***** MATERIAL PROVIDED *****
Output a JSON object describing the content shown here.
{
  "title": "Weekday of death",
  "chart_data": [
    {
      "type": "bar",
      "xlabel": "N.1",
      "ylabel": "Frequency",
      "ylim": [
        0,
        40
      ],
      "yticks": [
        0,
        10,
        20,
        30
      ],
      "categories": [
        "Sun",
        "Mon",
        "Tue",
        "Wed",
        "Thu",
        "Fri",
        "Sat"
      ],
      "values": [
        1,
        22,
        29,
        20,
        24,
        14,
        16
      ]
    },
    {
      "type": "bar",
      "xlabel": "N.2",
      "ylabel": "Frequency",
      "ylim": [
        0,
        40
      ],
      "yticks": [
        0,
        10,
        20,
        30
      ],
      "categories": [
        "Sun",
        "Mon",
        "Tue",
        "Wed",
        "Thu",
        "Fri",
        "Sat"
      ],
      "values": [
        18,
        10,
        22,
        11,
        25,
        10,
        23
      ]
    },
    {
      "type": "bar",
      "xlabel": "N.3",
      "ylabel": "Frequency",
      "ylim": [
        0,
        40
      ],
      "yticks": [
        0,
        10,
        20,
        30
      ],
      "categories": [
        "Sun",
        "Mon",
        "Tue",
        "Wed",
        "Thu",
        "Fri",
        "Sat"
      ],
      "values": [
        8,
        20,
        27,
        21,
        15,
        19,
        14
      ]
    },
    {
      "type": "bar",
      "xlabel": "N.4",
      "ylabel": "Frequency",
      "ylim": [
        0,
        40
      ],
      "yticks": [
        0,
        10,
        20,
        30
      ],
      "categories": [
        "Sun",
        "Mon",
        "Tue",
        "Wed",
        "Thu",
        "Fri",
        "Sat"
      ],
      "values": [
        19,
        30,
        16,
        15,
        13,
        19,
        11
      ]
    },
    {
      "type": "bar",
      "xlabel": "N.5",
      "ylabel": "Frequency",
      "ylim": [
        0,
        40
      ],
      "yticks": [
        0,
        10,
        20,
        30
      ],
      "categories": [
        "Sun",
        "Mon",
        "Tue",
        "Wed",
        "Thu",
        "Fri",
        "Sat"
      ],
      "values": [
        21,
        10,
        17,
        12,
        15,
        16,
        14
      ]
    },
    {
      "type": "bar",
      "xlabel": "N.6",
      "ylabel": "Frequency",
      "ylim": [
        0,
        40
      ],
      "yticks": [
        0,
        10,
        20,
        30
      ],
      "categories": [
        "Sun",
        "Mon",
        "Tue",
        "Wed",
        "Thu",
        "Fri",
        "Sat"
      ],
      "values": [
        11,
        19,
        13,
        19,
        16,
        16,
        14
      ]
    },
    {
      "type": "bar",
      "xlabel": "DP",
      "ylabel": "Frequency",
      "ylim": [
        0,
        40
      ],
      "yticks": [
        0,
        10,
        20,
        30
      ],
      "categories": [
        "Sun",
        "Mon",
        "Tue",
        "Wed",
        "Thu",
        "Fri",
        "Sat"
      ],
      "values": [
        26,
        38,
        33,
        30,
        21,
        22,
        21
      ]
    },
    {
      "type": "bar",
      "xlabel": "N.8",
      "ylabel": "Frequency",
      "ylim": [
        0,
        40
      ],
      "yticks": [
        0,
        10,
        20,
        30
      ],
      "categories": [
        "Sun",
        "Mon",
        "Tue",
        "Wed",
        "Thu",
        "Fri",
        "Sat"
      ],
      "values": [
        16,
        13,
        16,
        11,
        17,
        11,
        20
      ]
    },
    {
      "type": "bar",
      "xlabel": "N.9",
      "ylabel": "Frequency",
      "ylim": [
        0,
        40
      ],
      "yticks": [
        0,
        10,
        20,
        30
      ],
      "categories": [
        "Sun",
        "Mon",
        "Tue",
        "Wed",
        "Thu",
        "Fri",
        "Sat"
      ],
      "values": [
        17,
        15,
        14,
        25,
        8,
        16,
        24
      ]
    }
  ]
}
*****
» AIM OF THE TASK: Write the complete data out, exactly as above.

» FINISHED ANSWER:
Output a JSON object describing the content shown here.
{
  "title": "Weekday of death",
  "chart_data": [
    {
      "type": "bar",
      "xlabel": "N.1",
      "ylabel": "Frequency",
      "ylim": [
        0,
        40
      ],
      "yticks": [
        0,
        10,
        20,
        30
      ],
      "categories": [
        "Sun",
        "Mon",
        "Tue",
        "Wed",
        "Thu",
        "Fri",
        "Sat"
      ],
      "values": [
        1,
        22,
        29,
        20,
        24,
        14,
        16
      ]
    },
    {
      "type": "bar",
      "xlabel": "N.2",
      "ylabel": "Frequency",
      "ylim": [
        0,
        40
      ],
      "yticks": [
        0,
        10,
        20,
        30
      ],
      "categories": [
        "Sun",
        "Mon",
        "Tue",
        "Wed",
        "Thu",
        "Fri",
        "Sat"
      ],
      "values": [
        18,
        10,
        22,
        11,
        25,
        10,
        23
      ]
    },
    {
      "type": "bar",
      "xlabel": "N.3",
      "ylabel": "Frequency",
      "ylim": [
        0,
        40
      ],
      "yticks": [
        0,
        10,
        20,
        30
      ],
      "categories": [
        "Sun",
        "Mon",
        "Tue",
        "Wed",
        "Thu",
        "Fri",
        "Sat"
      ],
      "values": [
        8,
        20,
        27,
        21,
        15,
        19,
        14
      ]
    },
    {
      "type": "bar",
      "xlabel": "N.4",
      "ylabel": "Frequency",
      "ylim": [
        0,
        40
      ],
      "yticks": [
        0,
        10,
        20,
        30
      ],
      "categories": [
        "Sun",
        "Mon",
        "Tue",
        "Wed",
        "Thu",
        "Fri",
        "Sat"
      ],
      "values": [
        19,
        30,
        16,
        15,
        13,
        19,
        11
      ]
    },
    {
      "type": "bar",
      "xlabel": "N.5",
      "ylabel": "Frequency",
      "ylim": [
        0,
        40
      ],
      "yticks": [
        0,
        10,
        20,
        30
      ],
      "categories": [
        "Sun",
        "Mon",
        "Tue",
        "Wed",
        "Thu",
        "Fri",
        "Sat"
      ],
      "values": [
        21,
        10,
        17,
        12,
        15,
        16,
        14
      ]
    },
    {
      "type": "bar",
      "xlabel": "N.6",
      "ylabel": "Frequency",
      "ylim": [
        0,
        40
      ],
      "yticks": [
        0,
        10,
        20,
        30
      ],
      "categories": [
        "Sun",
        "Mon",
        "Tue",
        "Wed",
        "Thu",
        "Fri",
        "Sat"
      ],
      "values": [
        11,
        19,
        13,
        19,
        16,
        16,
        14
      ]
    },
    {
      "type": "bar",
      "xlabel": "DP",
      "ylabel": "Frequency",
      "ylim": [
        0,
        40
      ],
      "yticks": [
        0,
        10,
        20,
        30
      ],
      "categories": [
        "Sun",
        "Mon",
        "Tue",
        "Wed",
        "Thu",
        "Fri",
        "Sat"
      ],
      "values": [
        26,
        38,
        33,
        30,
        21,
        22,
        21
      ]
    },
    {
      "type": "bar",
      "xlabel": "N.8",
      "ylabel": "Frequency",
      "ylim": [
        0,
        40
      ],
      "yticks": [
        0,
        10,
        20,
        30
      ],
      "categories": [
        "Sun",
        "Mon",
        "Tue",
        "Wed",
        "Thu",
        "Fri",
        "Sat"
      ],
      "values": [
        16,
        13,
        16,
        11,
        17,
        11,
        20
      ]
    },
    {
      "type": "bar",
      "xlabel": "N.9",
      "ylabel": "Frequency",
      "ylim": [
        0,
        40
      ],
      "yticks": [
        0,
        10,
        20,
        30
      ],
      "categories": [
        "Sun",
        "Mon",
        "Tue",
        "Wed",
        "Thu",
        "Fri",
        "Sat"
      ],
      "values": [
        17,
        15,
        14,
        25,
        8,
        16,
        24
      ]
    }
  ]
}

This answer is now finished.